> _TASK PROMPT_
Below are the records; copy each line in them that holds the word "Κάτοχος".

Records from a collection of figures:
------------------------------------

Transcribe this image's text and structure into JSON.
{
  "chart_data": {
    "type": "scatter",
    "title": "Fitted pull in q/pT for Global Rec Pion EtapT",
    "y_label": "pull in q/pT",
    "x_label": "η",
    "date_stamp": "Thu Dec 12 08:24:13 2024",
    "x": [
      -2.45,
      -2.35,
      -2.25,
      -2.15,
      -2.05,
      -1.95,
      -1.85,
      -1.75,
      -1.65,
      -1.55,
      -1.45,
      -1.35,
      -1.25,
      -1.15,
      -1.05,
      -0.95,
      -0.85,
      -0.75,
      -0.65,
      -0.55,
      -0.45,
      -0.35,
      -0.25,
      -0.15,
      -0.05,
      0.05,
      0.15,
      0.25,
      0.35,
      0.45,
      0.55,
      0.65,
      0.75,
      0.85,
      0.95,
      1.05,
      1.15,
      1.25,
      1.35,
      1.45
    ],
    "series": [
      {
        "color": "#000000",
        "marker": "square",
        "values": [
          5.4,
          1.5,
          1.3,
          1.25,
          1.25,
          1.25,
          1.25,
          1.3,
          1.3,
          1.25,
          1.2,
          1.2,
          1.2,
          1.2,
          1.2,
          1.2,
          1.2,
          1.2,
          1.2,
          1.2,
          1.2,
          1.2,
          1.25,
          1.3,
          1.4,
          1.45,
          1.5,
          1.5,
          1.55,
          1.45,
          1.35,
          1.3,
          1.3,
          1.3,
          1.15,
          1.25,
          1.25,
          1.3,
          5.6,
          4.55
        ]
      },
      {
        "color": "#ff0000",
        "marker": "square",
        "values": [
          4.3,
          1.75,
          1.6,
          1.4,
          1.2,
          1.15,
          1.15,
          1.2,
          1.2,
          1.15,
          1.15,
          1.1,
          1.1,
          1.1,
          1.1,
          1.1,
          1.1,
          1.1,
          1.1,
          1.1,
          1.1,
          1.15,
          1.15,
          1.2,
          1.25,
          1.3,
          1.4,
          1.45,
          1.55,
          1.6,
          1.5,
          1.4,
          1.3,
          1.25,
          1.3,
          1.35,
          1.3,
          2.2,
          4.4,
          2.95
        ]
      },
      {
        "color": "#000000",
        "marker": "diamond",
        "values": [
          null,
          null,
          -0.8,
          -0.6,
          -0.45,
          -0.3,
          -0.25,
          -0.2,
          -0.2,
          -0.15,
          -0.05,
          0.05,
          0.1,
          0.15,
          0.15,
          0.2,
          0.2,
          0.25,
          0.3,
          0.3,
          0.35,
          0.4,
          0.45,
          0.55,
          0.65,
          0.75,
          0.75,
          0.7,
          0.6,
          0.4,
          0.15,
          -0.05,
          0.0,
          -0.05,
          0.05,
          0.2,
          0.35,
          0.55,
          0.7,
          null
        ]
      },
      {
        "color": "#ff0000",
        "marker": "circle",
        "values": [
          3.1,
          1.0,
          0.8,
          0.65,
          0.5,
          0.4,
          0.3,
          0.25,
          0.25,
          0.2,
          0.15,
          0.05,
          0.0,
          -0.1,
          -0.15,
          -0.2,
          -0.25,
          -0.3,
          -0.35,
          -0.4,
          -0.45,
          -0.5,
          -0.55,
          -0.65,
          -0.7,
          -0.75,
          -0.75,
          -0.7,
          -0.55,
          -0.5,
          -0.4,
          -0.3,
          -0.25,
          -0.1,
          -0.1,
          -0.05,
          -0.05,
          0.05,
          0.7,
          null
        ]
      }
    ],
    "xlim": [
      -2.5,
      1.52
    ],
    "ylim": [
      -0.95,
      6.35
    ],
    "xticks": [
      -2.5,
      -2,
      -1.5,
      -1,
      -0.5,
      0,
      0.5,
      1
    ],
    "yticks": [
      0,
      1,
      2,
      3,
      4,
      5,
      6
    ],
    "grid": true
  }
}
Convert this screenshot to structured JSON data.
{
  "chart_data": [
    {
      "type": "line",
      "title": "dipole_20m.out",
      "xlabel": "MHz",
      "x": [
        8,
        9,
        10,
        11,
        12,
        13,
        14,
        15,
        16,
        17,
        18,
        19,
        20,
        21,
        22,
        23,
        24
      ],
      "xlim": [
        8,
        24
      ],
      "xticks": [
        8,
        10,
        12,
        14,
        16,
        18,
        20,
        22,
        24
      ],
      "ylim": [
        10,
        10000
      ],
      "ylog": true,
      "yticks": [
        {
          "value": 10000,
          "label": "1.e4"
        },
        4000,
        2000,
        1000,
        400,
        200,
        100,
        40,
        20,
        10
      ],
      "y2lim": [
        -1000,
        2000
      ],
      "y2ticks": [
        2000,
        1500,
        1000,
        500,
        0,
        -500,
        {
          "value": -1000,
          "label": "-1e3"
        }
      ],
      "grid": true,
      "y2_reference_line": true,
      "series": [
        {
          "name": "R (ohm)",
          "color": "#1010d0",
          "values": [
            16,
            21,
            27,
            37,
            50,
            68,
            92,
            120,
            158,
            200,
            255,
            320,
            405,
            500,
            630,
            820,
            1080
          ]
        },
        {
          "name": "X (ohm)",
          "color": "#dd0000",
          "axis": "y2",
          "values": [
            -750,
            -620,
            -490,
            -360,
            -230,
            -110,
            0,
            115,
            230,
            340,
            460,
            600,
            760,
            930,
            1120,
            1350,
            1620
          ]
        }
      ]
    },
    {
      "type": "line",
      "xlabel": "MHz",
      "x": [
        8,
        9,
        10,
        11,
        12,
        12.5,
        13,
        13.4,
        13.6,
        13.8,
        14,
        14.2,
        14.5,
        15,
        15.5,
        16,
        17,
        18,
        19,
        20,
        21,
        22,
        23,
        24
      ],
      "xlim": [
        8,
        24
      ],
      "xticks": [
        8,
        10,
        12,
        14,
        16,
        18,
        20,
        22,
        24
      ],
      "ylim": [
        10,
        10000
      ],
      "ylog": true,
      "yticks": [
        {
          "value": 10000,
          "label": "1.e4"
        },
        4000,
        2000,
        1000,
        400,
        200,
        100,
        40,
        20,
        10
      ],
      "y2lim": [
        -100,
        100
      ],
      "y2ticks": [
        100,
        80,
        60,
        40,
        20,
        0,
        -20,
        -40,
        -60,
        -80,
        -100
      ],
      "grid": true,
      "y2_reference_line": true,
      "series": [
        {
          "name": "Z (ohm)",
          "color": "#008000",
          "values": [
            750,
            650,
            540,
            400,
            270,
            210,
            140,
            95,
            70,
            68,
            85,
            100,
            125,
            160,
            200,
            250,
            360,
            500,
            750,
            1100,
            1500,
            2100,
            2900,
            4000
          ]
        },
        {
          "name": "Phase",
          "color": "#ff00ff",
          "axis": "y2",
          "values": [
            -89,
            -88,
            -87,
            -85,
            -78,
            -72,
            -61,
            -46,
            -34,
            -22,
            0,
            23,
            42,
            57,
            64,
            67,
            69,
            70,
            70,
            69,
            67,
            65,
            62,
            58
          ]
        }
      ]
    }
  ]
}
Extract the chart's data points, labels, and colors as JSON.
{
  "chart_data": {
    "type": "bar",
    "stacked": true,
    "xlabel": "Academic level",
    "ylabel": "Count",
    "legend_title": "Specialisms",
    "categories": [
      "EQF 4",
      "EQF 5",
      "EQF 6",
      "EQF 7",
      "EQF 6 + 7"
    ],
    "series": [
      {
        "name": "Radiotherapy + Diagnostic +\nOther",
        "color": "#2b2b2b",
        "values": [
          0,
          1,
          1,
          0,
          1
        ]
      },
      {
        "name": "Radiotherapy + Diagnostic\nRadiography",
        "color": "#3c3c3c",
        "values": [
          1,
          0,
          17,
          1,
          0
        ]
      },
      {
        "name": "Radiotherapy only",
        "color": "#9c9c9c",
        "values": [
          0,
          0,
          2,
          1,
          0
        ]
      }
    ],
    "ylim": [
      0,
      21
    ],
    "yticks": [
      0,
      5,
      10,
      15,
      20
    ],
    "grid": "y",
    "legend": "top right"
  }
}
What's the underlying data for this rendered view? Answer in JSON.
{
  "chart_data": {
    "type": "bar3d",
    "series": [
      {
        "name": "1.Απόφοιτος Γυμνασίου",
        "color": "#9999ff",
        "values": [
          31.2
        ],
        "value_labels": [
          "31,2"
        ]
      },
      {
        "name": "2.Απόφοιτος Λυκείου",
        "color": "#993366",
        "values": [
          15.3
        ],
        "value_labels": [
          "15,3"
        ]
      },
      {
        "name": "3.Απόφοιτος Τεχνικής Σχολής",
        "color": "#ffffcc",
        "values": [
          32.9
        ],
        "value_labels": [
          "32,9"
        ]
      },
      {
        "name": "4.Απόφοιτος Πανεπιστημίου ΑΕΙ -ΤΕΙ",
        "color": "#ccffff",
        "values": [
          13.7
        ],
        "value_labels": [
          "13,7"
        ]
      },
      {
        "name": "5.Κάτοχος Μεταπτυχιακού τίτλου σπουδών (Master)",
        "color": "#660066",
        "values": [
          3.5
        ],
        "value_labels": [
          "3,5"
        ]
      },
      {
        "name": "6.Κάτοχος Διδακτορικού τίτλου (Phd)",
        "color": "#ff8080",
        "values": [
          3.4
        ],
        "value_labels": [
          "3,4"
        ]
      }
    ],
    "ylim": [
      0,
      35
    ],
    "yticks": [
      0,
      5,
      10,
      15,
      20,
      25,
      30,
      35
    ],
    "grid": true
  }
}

------------------------------------

> _EXERCISE SOLUTION_
        "name": "5.Κάτοχος Μεταπτυχιακού τίτλου σπουδών (Master)",
        "name": "6.Κάτοχος Διδακτορικού τίτλου (Phd)",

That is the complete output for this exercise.